→ Written task:
Wherever the string "Villejuif" appears in a line, extract that line.

→ Task inputs:
==============================

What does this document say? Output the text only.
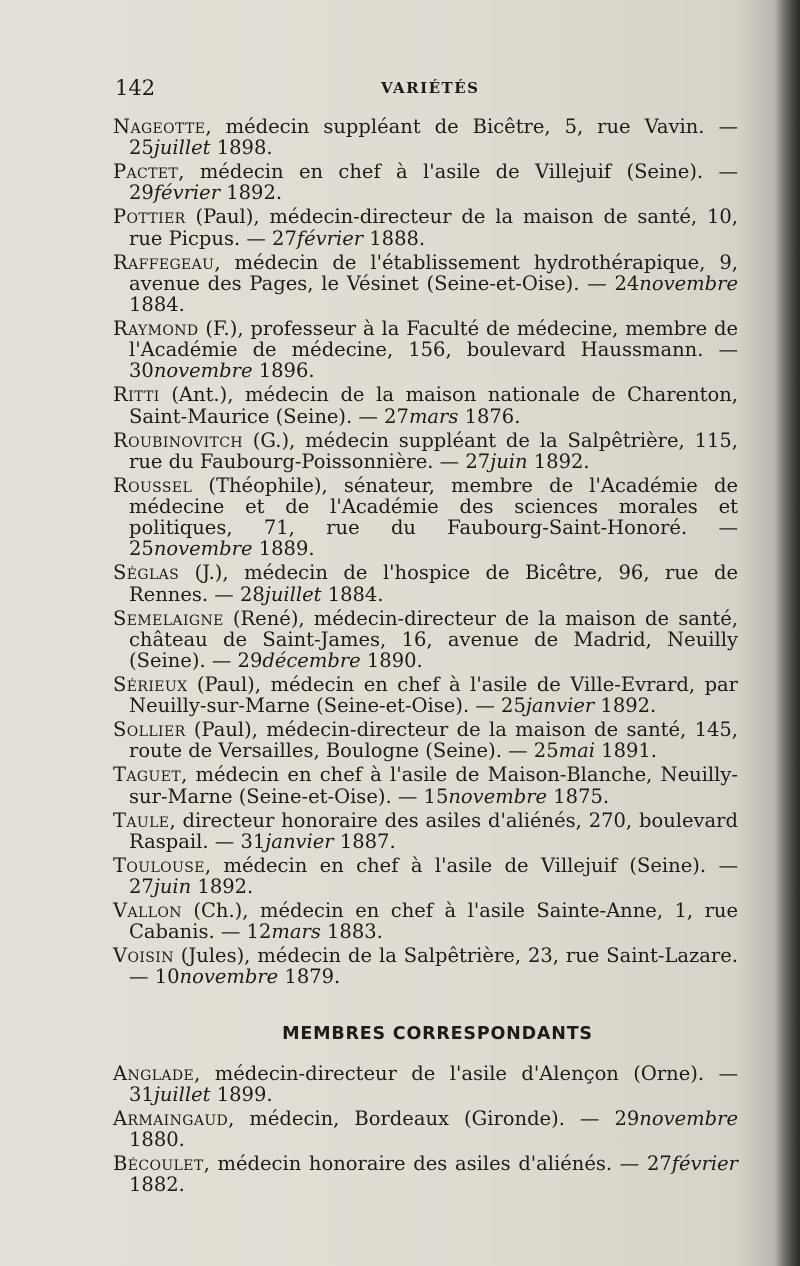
142	VARIÉTÉS

Nageotte, médecin suppléant de Bicêtre, 5, rue Vavin. — 25juillet 1898.

Pactet, médecin en chef à l'asile de Villejuif (Seine). — 29février 1892.

Pottier (Paul), médecin-directeur de la maison de santé, 10, rue Picpus. — 27février 1888.

Raffegeau, médecin de l'établissement hydrothérapique, 9, avenue des Pages, le Vésinet (Seine-et-Oise). — 24novembre 1884.

Raymond (F.), professeur à la Faculté de médecine, membre de l'Académie de médecine, 156, boulevard Haussmann. — 30novembre 1896.

Ritti (Ant.), médecin de la maison nationale de Charenton, Saint-Maurice (Seine). — 27mars 1876.

Roubinovitch (G.), médecin suppléant de la Salpêtrière, 115, rue du Faubourg-Poissonnière. — 27juin 1892.

Roussel (Théophile), sénateur, membre de l'Académie de médecine et de l'Académie des sciences morales et politiques, 71, rue du Faubourg-Saint-Honoré. — 25novembre 1889.

Séglas (J.), médecin de l'hospice de Bicêtre, 96, rue de Rennes. — 28juillet 1884.

Semelaigne (René), médecin-directeur de la maison de santé, château de Saint-James, 16, avenue de Madrid, Neuilly (Seine). — 29décembre 1890.

Sérieux (Paul), médecin en chef à l'asile de Ville-Evrard, par Neuilly-sur-Marne (Seine-et-Oise). — 25janvier 1892.

Sollier (Paul), médecin-directeur de la maison de santé, 145, route de Versailles, Boulogne (Seine). — 25mai 1891.

Taguet, médecin en chef à l'asile de Maison-Blanche, Neuilly-sur-Marne (Seine-et-Oise). — 15novembre 1875.

Taule, directeur honoraire des asiles d'aliénés, 270, boulevard Raspail. — 31janvier 1887.

Toulouse, médecin en chef à l'asile de Villejuif (Seine). — 27juin 1892.

Vallon (Ch.), médecin en chef à l'asile Sainte-Anne, 1, rue Cabanis. — 12mars 1883.

Voisin (Jules), médecin de la Salpêtrière, 23, rue Saint-Lazare. — 10novembre 1879.

MEMBRES CORRESPONDANTS

Anglade, médecin-directeur de l'asile d'Alençon (Orne). — 31juillet 1899.

Armaingaud, médecin, Bordeaux (Gironde). — 29novembre 1880.

Bécoulet, médecin honoraire des asiles d'aliénés. — 27février 1882.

==============================

→ Response to the task:
Pactet, médecin en chef à l'asile de Villejuif (Seine). — 29février 1892.
Toulouse, médecin en chef à l'asile de Villejuif (Seine). — 27juin 1892.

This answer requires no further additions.